**EXERCISE TASK**
Go through the entries below and pick out every line with "text".

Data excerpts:
________________________

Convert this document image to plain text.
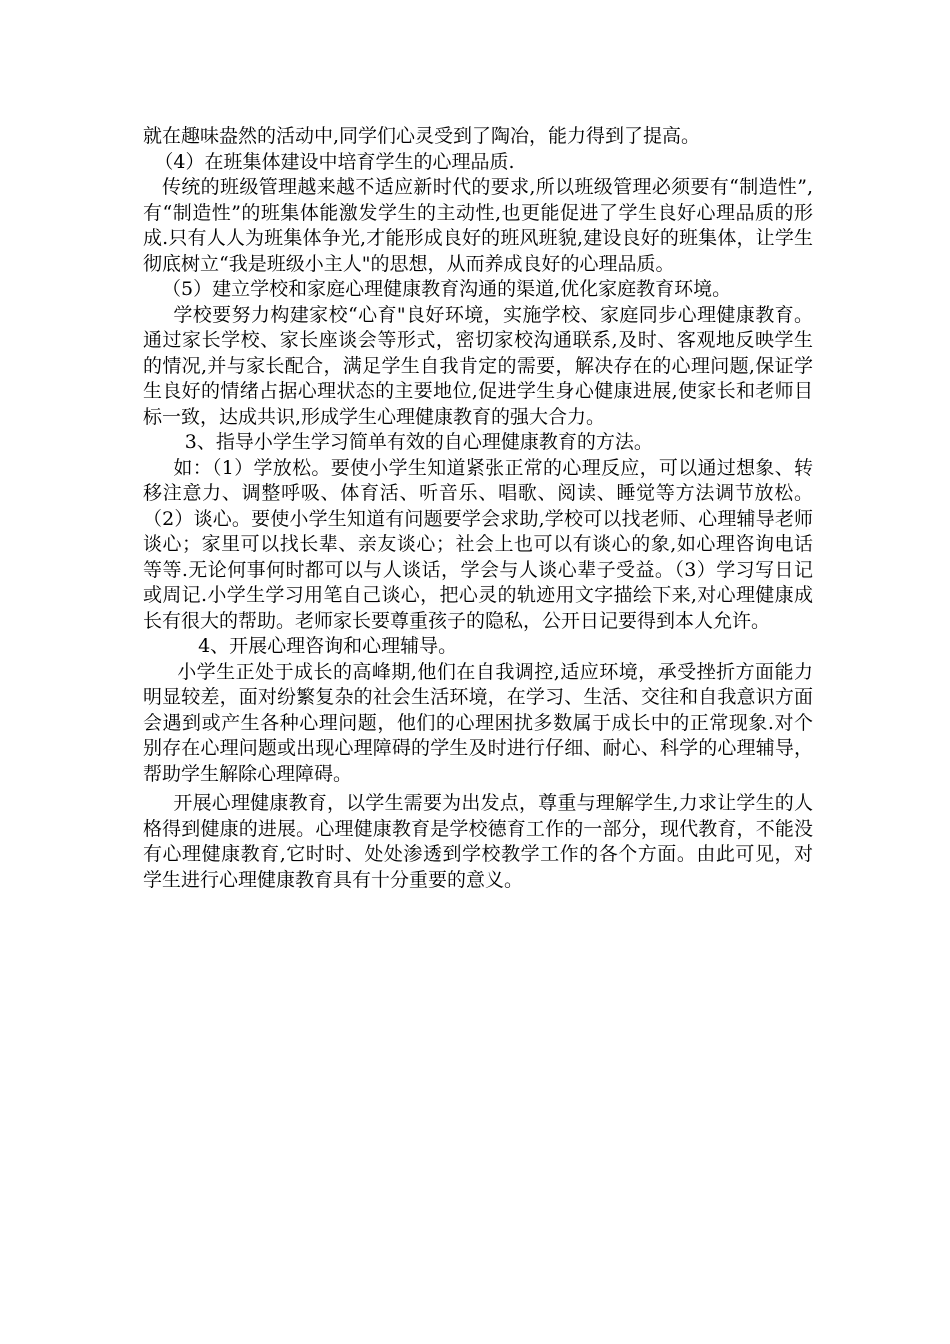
就在趣味盎然的活动中,同学们心灵受到了陶冶，能力得到了提高。

（4）在班集体建设中培育学生的心理品质.

传统的班级管理越来越不适应新时代的要求,所以班级管理必须要有“制造性”,有“制造性”的班集体能激发学生的主动性,也更能促进了学生良好心理品质的形成.只有人人为班集体争光,才能形成良好的班风班貌,建设良好的班集体，让学生彻底树立“我是班级小主人"的思想，从而养成良好的心理品质。

（5）建立学校和家庭心理健康教育沟通的渠道,优化家庭教育环境。

学校要努力构建家校“心育"良好环境，实施学校、家庭同步心理健康教育。通过家长学校、家长座谈会等形式，密切家校沟通联系,及时、客观地反映学生的情况,并与家长配合，满足学生自我肯定的需要，解决存在的心理问题,保证学生良好的情绪占据心理状态的主要地位,促进学生身心健康进展,使家长和老师目标一致，达成共识,形成学生心理健康教育的强大合力。

3、指导小学生学习简单有效的自心理健康教育的方法。

如：（1）学放松。要使小学生知道紧张正常的心理反应，可以通过想象、转移注意力、调整呼吸、体育活、听音乐、唱歌、阅读、睡觉等方法调节放松。（2）谈心。要使小学生知道有问题要学会求助,学校可以找老师、心理辅导老师谈心；家里可以找长辈、亲友谈心；社会上也可以有谈心的象,如心理咨询电话等等.无论何事何时都可以与人谈话，学会与人谈心辈子受益。（3）学习写日记或周记.小学生学习用笔自己谈心，把心灵的轨迹用文字描绘下来,对心理健康成长有很大的帮助。老师家长要尊重孩子的隐私，公开日记要得到本人允许。

4、开展心理咨询和心理辅导。

小学生正处于成长的高峰期,他们在自我调控,适应环境，承受挫折方面能力明显较差，面对纷繁复杂的社会生活环境，在学习、生活、交往和自我意识方面会遇到或产生各种心理问题，他们的心理困扰多数属于成长中的正常现象.对个别存在心理问题或出现心理障碍的学生及时进行仔细、耐心、科学的心理辅导，帮助学生解除心理障碍。

开展心理健康教育，以学生需要为出发点，尊重与理解学生,力求让学生的人格得到健康的进展。心理健康教育是学校德育工作的一部分，现代教育，不能没有心理健康教育,它时时、处处渗透到学校教学工作的各个方面。由此可见，对学生进行心理健康教育具有十分重要的意义。
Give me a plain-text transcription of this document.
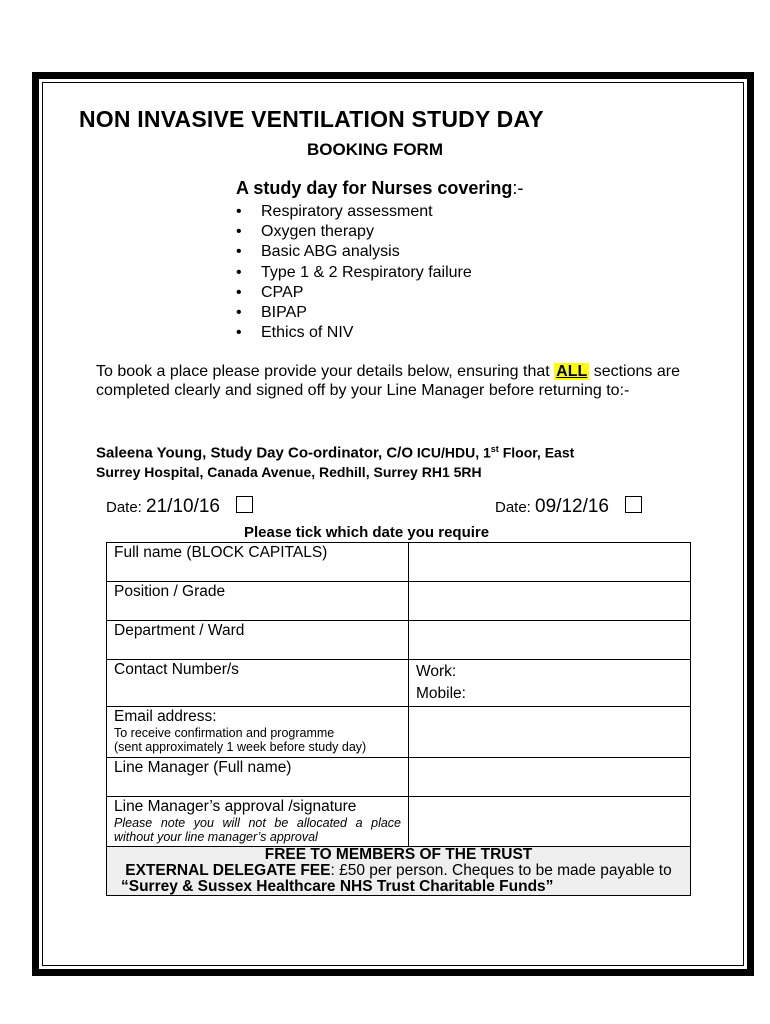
NON INVASIVE VENTILATION STUDY DAY
BOOKING FORM
A study day for Nurses covering:-
• Respiratory assessment
• Oxygen therapy
• Basic ABG analysis
• Type 1 & 2 Respiratory failure
• CPAP
• BIPAP
• Ethics of NIV
To book a place please provide your details below, ensuring that ALL sections are completed clearly and signed off by your Line Manager before returning to:-
Saleena Young, Study Day Co-ordinator, C/O ICU/HDU, 1st Floor, East
Surrey Hospital, Canada Avenue, Redhill, Surrey RH1 5RH
Date: 21/10/16	Date: 09/12/16
Please tick which date you require
Full name (BLOCK CAPITALS)	
Position / Grade	
Department / Ward	
Contact Number/s	Work:
Mobile:

Email address:
To receive confirmation and programme
(sent approximately 1 week before study day)	

Line Manager (Full name)	

Line Manager’s approval /signature
Please note you will not be allocated a place without your line manager’s approval	

FREE TO MEMBERS OF THE TRUST
EXTERNAL DELEGATE FEE: £50 per person. Cheques to be made payable to
“Surrey & Sussex Healthcare NHS Trust Charitable Funds”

________________________

**RESPONSE TO THIS EXERCISE**
Convert this document image to plain text.
Give me a plain-text transcription of this document.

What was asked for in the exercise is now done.